▸ DIRECTIONS
Extract each line of the data and write it out again exactly.

═══

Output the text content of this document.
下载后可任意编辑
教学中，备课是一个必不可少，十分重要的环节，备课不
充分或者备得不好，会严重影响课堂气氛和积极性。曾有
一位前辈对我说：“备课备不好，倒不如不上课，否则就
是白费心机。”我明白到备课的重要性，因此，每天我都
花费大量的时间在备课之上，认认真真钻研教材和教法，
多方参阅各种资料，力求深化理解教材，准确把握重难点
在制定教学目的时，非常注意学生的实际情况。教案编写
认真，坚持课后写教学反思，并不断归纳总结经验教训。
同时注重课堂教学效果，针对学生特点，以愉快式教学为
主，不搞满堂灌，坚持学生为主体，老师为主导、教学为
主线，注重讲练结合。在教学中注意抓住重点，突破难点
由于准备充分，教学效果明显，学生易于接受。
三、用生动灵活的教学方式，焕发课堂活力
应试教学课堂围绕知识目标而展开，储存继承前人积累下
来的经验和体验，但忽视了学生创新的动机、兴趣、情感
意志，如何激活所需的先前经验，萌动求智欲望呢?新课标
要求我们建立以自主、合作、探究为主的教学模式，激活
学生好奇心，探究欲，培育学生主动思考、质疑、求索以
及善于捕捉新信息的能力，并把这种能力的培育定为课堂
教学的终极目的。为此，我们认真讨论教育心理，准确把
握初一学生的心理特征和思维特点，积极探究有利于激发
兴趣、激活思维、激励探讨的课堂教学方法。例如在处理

═══

▸ EXERCISE RESULT
Output the text content of this document.
下载后可任意编辑
教学中，备课是一个必不可少，十分重要的环节，备课不
充分或者备得不好，会严重影响课堂气氛和积极性。曾有
一位前辈对我说：“备课备不好，倒不如不上课，否则就
是白费心机。”我明白到备课的重要性，因此，每天我都
花费大量的时间在备课之上，认认真真钻研教材和教法，
多方参阅各种资料，力求深化理解教材，准确把握重难点
在制定教学目的时，非常注意学生的实际情况。教案编写
认真，坚持课后写教学反思，并不断归纳总结经验教训。
同时注重课堂教学效果，针对学生特点，以愉快式教学为
主，不搞满堂灌，坚持学生为主体，老师为主导、教学为
主线，注重讲练结合。在教学中注意抓住重点，突破难点
由于准备充分，教学效果明显，学生易于接受。
三、用生动灵活的教学方式，焕发课堂活力
应试教学课堂围绕知识目标而展开，储存继承前人积累下
来的经验和体验，但忽视了学生创新的动机、兴趣、情感
意志，如何激活所需的先前经验，萌动求智欲望呢?新课标
要求我们建立以自主、合作、探究为主的教学模式，激活
学生好奇心，探究欲，培育学生主动思考、质疑、求索以
及善于捕捉新信息的能力，并把这种能力的培育定为课堂
教学的终极目的。为此，我们认真讨论教育心理，准确把
握初一学生的心理特征和思维特点，积极探究有利于激发
兴趣、激活思维、激励探讨的课堂教学方法。例如在处理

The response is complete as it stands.